→ **STATED GOAL**
Print all entries precisely as they are written.

→ **THE DATA**
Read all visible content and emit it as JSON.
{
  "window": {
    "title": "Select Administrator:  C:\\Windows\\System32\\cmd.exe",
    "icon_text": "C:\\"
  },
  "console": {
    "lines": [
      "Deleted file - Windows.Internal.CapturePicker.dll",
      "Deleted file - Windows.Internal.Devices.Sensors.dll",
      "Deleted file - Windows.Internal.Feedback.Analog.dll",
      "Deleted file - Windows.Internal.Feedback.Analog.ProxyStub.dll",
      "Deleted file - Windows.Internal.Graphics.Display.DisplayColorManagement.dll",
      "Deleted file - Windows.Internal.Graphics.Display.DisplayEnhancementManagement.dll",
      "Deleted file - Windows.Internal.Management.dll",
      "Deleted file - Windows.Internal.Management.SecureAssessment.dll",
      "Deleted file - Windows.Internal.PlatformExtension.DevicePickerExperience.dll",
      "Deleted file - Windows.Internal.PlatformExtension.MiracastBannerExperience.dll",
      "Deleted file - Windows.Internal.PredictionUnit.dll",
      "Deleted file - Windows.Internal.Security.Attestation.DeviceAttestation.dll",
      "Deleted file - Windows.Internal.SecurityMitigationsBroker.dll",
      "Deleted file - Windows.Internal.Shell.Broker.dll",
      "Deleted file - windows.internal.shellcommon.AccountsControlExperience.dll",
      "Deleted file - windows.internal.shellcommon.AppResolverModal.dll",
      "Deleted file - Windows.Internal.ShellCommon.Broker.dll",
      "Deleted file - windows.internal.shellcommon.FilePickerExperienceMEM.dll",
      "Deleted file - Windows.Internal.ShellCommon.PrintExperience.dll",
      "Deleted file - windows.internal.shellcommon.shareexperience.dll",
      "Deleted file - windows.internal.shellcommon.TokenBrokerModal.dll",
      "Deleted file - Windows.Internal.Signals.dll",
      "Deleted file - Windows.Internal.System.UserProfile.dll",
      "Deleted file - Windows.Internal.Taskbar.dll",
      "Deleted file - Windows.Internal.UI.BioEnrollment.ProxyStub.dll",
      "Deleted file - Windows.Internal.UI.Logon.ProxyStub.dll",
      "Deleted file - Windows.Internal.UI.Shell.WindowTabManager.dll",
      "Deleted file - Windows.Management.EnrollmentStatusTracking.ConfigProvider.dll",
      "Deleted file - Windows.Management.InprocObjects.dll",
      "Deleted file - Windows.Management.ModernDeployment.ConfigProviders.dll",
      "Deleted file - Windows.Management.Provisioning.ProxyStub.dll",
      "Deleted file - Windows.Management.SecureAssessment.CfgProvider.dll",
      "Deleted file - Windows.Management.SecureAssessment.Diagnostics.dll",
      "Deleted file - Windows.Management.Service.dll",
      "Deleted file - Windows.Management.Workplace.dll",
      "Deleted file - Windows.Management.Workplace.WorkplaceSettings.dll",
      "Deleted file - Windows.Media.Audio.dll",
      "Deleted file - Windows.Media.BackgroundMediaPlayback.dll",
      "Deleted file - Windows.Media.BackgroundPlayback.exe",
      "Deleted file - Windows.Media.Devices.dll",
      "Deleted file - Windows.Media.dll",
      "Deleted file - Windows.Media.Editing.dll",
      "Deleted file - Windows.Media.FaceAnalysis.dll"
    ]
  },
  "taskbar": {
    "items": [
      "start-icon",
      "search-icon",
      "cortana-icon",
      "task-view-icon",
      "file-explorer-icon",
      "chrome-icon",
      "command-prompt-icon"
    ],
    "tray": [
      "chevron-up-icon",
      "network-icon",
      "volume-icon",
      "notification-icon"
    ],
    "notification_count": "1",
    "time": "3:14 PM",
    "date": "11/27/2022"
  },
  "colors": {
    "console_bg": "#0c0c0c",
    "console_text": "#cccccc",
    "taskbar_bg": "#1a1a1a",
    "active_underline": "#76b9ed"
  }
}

→ **SOLUTION**
Read all visible content and emit it as JSON.
{
  "window": {
    "title": "Select Administrator:  C:\\Windows\\System32\\cmd.exe",
    "icon_text": "C:\\"
  },
  "console": {
    "lines": [
      "Deleted file - Windows.Internal.CapturePicker.dll",
      "Deleted file - Windows.Internal.Devices.Sensors.dll",
      "Deleted file - Windows.Internal.Feedback.Analog.dll",
      "Deleted file - Windows.Internal.Feedback.Analog.ProxyStub.dll",
      "Deleted file - Windows.Internal.Graphics.Display.DisplayColorManagement.dll",
      "Deleted file - Windows.Internal.Graphics.Display.DisplayEnhancementManagement.dll",
      "Deleted file - Windows.Internal.Management.dll",
      "Deleted file - Windows.Internal.Management.SecureAssessment.dll",
      "Deleted file - Windows.Internal.PlatformExtension.DevicePickerExperience.dll",
      "Deleted file - Windows.Internal.PlatformExtension.MiracastBannerExperience.dll",
      "Deleted file - Windows.Internal.PredictionUnit.dll",
      "Deleted file - Windows.Internal.Security.Attestation.DeviceAttestation.dll",
      "Deleted file - Windows.Internal.SecurityMitigationsBroker.dll",
      "Deleted file - Windows.Internal.Shell.Broker.dll",
      "Deleted file - windows.internal.shellcommon.AccountsControlExperience.dll",
      "Deleted file - windows.internal.shellcommon.AppResolverModal.dll",
      "Deleted file - Windows.Internal.ShellCommon.Broker.dll",
      "Deleted file - windows.internal.shellcommon.FilePickerExperienceMEM.dll",
      "Deleted file - Windows.Internal.ShellCommon.PrintExperience.dll",
      "Deleted file - windows.internal.shellcommon.shareexperience.dll",
      "Deleted file - windows.internal.shellcommon.TokenBrokerModal.dll",
      "Deleted file - Windows.Internal.Signals.dll",
      "Deleted file - Windows.Internal.System.UserProfile.dll",
      "Deleted file - Windows.Internal.Taskbar.dll",
      "Deleted file - Windows.Internal.UI.BioEnrollment.ProxyStub.dll",
      "Deleted file - Windows.Internal.UI.Logon.ProxyStub.dll",
      "Deleted file - Windows.Internal.UI.Shell.WindowTabManager.dll",
      "Deleted file - Windows.Management.EnrollmentStatusTracking.ConfigProvider.dll",
      "Deleted file - Windows.Management.InprocObjects.dll",
      "Deleted file - Windows.Management.ModernDeployment.ConfigProviders.dll",
      "Deleted file - Windows.Management.Provisioning.ProxyStub.dll",
      "Deleted file - Windows.Management.SecureAssessment.CfgProvider.dll",
      "Deleted file - Windows.Management.SecureAssessment.Diagnostics.dll",
      "Deleted file - Windows.Management.Service.dll",
      "Deleted file - Windows.Management.Workplace.dll",
      "Deleted file - Windows.Management.Workplace.WorkplaceSettings.dll",
      "Deleted file - Windows.Media.Audio.dll",
      "Deleted file - Windows.Media.BackgroundMediaPlayback.dll",
      "Deleted file - Windows.Media.BackgroundPlayback.exe",
      "Deleted file - Windows.Media.Devices.dll",
      "Deleted file - Windows.Media.dll",
      "Deleted file - Windows.Media.Editing.dll",
      "Deleted file - Windows.Media.FaceAnalysis.dll"
    ]
  },
  "taskbar": {
    "items": [
      "start-icon",
      "search-icon",
      "cortana-icon",
      "task-view-icon",
      "file-explorer-icon",
      "chrome-icon",
      "command-prompt-icon"
    ],
    "tray": [
      "chevron-up-icon",
      "network-icon",
      "volume-icon",
      "notification-icon"
    ],
    "notification_count": "1",
    "time": "3:14 PM",
    "date": "11/27/2022"
  },
  "colors": {
    "console_bg": "#0c0c0c",
    "console_text": "#cccccc",
    "taskbar_bg": "#1a1a1a",
    "active_underline": "#76b9ed"
  }
}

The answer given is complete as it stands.